### Data for this exercise

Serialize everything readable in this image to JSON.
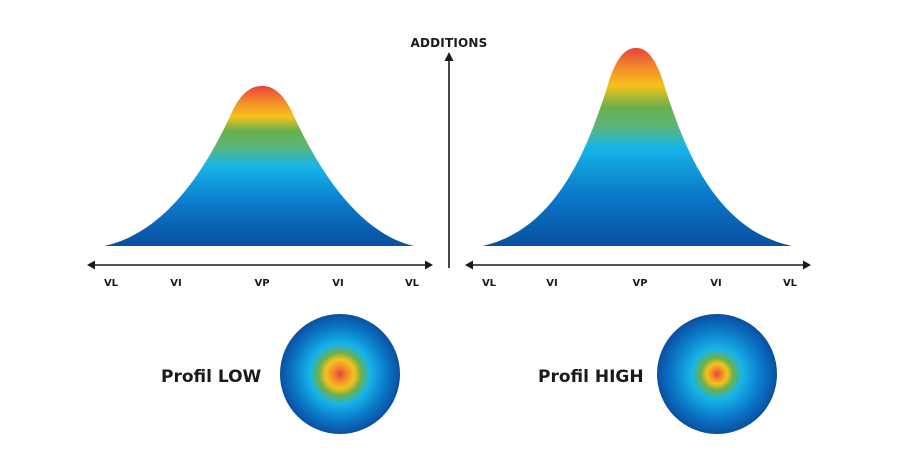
{
  "vertical_axis": {
    "label": "ADDITIONS"
  },
  "left_panel": {
    "ticks": [
      "VL",
      "VI",
      "VP",
      "VI",
      "VL"
    ],
    "profile_label": "Profil LOW"
  },
  "right_panel": {
    "ticks": [
      "VL",
      "VI",
      "VP",
      "VI",
      "VL"
    ],
    "profile_label": "Profil HIGH"
  },
  "colors": {
    "peak": "#e8423b",
    "orange": "#f28c28",
    "yellow": "#f6c21c",
    "green": "#6ab04c",
    "cyan": "#17b5e8",
    "blue": "#0a77c8",
    "deep_blue": "#0a4fa0",
    "axis": "#1a1a1a"
  }
}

######

## Exercise:
Identify the lines in the entries that hold "Profil" and return each one.

## Output of the exercise:
    "profile_label": "Profil LOW"
    "profile_label": "Profil HIGH"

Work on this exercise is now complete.